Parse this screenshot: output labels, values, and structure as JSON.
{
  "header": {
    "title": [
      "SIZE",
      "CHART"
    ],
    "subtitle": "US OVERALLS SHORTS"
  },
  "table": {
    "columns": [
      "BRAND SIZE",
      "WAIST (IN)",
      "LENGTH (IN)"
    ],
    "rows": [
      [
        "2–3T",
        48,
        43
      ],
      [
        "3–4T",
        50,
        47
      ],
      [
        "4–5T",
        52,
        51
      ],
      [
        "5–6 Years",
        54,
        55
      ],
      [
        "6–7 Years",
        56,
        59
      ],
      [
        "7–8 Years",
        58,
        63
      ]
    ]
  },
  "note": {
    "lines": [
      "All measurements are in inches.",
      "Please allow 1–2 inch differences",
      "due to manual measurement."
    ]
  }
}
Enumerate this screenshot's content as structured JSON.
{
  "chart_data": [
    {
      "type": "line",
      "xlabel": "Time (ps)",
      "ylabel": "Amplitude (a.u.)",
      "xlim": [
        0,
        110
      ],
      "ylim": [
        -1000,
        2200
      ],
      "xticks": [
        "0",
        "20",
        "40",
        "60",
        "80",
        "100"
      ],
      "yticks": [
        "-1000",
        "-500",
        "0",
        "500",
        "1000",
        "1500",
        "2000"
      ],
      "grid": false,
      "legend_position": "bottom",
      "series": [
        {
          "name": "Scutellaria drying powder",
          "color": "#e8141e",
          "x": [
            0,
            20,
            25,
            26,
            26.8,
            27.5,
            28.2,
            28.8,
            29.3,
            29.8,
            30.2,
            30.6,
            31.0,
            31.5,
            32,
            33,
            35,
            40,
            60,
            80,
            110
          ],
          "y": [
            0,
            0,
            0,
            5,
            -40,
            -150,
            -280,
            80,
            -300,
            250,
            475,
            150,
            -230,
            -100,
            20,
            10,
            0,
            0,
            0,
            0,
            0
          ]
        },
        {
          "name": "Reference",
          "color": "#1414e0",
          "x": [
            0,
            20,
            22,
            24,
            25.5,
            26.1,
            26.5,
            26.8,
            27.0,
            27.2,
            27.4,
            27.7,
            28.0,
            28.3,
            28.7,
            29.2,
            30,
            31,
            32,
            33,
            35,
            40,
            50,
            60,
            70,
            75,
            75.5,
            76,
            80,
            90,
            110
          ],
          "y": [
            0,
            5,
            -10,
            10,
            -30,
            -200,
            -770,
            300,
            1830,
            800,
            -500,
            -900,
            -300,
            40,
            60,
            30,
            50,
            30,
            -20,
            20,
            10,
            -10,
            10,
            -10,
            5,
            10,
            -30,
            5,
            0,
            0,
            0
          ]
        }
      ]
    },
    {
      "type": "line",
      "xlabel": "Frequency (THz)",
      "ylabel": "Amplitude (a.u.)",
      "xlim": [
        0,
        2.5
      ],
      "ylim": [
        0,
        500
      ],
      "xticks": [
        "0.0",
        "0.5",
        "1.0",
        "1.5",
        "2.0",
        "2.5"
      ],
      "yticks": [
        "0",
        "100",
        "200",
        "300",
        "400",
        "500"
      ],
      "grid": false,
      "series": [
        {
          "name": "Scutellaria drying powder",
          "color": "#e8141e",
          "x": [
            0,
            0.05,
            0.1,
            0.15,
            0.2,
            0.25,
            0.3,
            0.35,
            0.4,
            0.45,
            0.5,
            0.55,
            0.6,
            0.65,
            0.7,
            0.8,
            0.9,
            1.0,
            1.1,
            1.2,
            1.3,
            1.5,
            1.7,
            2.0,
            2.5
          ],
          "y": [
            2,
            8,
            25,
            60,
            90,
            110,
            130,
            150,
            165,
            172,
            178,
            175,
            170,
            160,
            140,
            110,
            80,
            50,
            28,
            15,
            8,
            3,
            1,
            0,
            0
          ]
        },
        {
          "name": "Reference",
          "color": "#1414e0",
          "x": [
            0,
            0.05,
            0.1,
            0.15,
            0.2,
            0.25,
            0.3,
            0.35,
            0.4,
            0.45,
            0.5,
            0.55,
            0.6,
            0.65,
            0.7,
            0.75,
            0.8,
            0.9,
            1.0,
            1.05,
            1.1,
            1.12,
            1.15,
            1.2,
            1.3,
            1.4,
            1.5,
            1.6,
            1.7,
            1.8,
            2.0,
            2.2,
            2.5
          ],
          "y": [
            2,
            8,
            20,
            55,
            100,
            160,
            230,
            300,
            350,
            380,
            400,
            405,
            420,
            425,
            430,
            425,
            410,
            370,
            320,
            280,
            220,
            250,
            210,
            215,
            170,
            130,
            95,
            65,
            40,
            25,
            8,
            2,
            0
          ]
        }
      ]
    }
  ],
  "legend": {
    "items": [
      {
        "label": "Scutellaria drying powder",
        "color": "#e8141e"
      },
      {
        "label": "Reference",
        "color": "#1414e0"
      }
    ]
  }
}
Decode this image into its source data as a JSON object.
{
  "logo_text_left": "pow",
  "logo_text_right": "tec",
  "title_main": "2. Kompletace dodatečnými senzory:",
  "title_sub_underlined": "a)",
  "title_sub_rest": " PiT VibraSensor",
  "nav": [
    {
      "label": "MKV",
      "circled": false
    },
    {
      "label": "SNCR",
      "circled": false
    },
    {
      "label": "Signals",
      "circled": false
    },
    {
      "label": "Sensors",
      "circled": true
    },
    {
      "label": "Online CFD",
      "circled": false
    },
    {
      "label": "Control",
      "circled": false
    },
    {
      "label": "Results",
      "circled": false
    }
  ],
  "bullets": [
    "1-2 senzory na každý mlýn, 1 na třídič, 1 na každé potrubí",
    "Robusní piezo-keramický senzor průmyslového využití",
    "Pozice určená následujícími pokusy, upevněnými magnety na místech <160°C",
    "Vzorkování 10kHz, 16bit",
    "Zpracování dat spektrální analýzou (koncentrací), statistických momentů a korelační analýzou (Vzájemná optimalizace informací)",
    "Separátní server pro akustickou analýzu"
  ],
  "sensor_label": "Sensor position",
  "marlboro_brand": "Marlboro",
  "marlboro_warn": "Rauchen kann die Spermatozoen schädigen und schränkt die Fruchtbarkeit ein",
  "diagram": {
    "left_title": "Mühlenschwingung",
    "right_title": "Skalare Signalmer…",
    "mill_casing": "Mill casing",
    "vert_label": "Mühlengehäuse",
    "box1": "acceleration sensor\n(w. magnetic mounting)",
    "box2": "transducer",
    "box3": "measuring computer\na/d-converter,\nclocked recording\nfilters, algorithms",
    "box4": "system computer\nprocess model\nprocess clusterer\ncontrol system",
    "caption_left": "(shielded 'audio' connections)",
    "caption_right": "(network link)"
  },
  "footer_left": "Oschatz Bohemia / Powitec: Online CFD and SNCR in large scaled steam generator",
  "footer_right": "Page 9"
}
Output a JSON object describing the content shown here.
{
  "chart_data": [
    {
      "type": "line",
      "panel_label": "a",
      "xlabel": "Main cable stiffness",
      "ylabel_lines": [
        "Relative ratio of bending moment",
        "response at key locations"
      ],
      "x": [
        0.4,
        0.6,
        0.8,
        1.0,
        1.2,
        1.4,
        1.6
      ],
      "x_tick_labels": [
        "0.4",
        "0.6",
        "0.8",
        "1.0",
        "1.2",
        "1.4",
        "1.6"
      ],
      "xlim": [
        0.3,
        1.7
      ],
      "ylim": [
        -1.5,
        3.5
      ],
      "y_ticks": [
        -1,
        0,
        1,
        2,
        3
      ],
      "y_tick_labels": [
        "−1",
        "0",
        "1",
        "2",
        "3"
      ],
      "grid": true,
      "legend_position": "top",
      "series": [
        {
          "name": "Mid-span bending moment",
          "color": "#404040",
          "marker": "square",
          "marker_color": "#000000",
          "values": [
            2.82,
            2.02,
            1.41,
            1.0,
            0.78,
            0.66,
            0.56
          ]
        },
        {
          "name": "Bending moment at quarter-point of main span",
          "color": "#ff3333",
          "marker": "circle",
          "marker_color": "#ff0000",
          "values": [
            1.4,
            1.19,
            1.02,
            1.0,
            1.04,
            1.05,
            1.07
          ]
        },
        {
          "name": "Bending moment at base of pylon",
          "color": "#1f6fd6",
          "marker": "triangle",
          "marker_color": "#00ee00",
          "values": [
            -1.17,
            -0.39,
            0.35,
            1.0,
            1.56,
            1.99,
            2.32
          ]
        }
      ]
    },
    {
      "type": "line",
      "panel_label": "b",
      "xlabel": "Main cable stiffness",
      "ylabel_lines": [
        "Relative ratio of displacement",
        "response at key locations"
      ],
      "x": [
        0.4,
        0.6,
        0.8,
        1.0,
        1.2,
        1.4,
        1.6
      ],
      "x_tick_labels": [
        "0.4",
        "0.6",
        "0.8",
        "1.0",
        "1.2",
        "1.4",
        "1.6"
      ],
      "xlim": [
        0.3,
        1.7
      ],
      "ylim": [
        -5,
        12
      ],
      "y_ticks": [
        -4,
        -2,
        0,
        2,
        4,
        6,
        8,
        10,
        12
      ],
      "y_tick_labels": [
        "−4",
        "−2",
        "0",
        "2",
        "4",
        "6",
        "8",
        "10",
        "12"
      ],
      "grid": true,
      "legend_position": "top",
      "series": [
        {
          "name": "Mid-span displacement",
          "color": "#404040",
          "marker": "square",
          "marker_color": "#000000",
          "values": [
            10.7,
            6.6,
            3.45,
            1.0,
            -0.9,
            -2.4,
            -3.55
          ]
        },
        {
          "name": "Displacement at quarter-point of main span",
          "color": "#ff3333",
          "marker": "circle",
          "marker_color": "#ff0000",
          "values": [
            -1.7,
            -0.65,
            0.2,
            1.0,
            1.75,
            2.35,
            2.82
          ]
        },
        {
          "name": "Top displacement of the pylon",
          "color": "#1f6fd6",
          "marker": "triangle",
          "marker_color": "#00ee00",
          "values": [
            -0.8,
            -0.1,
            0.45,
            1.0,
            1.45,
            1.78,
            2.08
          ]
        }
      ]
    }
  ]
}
= = = = = = =
- [Written instruction]
Look through the records and gather each line with the word "senzory".

- [Solution below]
  "title_main": "2. Kompletace dodatečnými senzory:",
    "1-2 senzory na každý mlýn, 1 na třídič, 1 na každé potrubí",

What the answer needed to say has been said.